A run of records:
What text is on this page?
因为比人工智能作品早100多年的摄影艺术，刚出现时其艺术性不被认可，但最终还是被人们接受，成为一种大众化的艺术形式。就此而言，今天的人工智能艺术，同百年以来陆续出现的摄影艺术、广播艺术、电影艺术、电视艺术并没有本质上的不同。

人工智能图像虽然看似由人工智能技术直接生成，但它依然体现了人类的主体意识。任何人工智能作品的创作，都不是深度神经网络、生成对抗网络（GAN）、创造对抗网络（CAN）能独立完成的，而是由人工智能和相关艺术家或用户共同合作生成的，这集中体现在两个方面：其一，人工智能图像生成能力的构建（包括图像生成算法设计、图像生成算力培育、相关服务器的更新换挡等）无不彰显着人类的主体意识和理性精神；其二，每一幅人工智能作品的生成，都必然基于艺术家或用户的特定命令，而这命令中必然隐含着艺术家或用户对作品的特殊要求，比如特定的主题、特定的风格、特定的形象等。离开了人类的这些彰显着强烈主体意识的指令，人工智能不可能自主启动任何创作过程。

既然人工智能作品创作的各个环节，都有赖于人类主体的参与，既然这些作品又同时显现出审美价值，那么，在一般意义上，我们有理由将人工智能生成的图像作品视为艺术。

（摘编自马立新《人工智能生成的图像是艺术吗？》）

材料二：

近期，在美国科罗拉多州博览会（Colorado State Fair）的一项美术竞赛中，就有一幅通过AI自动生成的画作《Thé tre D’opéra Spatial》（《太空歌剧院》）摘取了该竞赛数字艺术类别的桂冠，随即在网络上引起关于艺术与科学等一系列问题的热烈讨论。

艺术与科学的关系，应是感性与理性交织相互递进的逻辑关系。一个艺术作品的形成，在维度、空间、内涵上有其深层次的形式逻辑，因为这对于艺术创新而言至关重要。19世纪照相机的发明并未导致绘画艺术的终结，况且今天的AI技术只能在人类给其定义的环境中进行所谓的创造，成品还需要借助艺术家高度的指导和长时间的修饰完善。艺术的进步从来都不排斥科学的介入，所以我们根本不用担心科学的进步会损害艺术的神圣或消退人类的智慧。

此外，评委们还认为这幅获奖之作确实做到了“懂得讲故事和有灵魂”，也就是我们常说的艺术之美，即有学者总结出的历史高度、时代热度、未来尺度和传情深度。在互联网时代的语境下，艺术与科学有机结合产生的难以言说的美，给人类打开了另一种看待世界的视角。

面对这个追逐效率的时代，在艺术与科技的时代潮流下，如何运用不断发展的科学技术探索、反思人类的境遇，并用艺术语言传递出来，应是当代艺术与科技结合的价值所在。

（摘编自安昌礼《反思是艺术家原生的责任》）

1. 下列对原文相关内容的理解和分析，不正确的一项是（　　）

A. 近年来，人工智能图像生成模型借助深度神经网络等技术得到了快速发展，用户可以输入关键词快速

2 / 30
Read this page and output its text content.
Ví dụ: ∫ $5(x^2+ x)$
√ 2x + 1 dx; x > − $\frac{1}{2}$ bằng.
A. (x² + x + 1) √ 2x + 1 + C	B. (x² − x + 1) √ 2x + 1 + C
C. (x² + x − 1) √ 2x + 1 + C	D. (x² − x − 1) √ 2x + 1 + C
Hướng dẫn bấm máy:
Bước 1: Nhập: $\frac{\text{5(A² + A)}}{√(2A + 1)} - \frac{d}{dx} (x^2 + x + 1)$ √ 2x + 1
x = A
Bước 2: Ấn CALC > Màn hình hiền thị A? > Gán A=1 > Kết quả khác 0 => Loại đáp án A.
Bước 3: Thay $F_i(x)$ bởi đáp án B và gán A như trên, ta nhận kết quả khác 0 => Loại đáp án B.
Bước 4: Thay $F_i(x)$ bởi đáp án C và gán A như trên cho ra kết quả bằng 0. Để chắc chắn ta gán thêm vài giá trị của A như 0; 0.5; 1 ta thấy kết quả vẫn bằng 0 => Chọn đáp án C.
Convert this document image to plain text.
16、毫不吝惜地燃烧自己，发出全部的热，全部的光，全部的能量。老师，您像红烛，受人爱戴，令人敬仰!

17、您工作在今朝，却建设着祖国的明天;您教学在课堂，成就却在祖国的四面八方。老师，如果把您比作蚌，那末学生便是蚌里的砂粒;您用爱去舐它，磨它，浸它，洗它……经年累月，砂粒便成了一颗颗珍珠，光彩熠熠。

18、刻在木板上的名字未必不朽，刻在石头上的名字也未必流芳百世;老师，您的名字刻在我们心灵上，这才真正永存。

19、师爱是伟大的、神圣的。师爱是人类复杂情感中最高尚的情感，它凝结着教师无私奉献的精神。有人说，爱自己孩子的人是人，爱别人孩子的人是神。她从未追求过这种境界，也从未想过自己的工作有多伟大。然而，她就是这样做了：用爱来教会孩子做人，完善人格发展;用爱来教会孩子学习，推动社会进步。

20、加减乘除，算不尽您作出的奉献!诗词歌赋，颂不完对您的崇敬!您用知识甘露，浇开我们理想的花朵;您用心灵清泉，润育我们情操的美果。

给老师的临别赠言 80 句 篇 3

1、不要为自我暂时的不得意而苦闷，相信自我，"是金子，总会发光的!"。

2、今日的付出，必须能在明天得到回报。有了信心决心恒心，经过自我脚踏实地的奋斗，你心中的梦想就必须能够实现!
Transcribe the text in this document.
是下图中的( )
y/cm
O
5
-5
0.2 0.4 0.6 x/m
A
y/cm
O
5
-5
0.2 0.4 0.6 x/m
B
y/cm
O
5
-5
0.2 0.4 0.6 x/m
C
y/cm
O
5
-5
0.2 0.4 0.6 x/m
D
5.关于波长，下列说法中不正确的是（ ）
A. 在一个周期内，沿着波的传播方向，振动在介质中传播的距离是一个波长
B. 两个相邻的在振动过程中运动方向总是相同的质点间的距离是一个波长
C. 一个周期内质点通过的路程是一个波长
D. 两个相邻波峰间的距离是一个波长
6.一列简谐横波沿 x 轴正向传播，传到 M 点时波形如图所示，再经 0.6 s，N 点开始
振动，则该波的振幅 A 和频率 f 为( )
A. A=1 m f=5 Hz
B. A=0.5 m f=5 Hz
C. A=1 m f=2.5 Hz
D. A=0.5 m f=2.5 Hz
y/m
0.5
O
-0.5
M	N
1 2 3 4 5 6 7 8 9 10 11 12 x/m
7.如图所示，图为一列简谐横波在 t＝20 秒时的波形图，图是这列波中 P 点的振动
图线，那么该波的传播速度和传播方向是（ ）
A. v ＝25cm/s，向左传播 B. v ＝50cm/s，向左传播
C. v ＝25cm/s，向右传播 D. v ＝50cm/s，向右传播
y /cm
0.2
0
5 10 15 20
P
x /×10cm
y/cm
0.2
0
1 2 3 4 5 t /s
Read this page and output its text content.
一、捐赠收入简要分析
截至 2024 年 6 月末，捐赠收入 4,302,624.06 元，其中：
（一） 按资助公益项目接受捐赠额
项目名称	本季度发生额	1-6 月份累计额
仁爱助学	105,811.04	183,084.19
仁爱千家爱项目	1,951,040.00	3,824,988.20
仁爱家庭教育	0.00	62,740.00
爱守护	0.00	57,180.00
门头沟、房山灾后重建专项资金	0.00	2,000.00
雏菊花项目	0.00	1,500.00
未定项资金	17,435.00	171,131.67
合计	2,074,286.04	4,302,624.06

Set task: Copy out the lines that hold "document".

Expected answer:
Convert this document image to plain text.
Transcribe the text in this document.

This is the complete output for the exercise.